__Task requirements__. Each line that holds the word "笔杆子星域" counts once; report how many lines do so and nothing else.

## BEGIN

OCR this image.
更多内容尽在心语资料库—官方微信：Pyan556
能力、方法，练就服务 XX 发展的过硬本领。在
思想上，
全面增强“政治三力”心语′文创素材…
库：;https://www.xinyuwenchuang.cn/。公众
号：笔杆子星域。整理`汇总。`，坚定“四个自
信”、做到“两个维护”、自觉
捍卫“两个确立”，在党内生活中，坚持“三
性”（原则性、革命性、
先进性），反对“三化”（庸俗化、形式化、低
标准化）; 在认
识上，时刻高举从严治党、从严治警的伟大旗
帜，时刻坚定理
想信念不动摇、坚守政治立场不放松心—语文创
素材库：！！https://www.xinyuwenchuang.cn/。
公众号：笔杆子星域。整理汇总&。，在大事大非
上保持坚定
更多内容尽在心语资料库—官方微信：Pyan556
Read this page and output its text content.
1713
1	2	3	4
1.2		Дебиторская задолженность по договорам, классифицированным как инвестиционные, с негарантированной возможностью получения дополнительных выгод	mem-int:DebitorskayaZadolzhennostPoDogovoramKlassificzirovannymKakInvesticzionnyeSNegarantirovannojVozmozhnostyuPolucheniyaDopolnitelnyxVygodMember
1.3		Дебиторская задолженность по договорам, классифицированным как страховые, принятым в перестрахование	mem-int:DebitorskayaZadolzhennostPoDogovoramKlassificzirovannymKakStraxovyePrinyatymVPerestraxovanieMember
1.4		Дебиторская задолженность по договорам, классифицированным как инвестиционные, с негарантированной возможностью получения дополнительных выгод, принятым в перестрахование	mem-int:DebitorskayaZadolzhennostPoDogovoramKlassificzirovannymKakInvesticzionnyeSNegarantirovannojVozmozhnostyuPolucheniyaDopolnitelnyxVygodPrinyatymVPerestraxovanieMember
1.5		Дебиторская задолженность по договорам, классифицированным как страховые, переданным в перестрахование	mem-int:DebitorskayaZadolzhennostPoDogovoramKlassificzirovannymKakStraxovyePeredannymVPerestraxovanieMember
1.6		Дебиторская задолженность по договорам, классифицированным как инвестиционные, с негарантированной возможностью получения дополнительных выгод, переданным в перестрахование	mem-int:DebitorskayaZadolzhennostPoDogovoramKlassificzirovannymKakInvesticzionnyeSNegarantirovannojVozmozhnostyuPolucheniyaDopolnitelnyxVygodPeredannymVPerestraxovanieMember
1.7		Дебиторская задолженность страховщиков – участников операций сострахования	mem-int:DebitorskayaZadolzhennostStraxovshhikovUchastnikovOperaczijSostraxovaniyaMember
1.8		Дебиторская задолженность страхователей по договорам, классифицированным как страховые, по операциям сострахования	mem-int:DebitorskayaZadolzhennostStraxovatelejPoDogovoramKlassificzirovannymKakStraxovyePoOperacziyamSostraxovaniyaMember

## END

__Written solution__. 2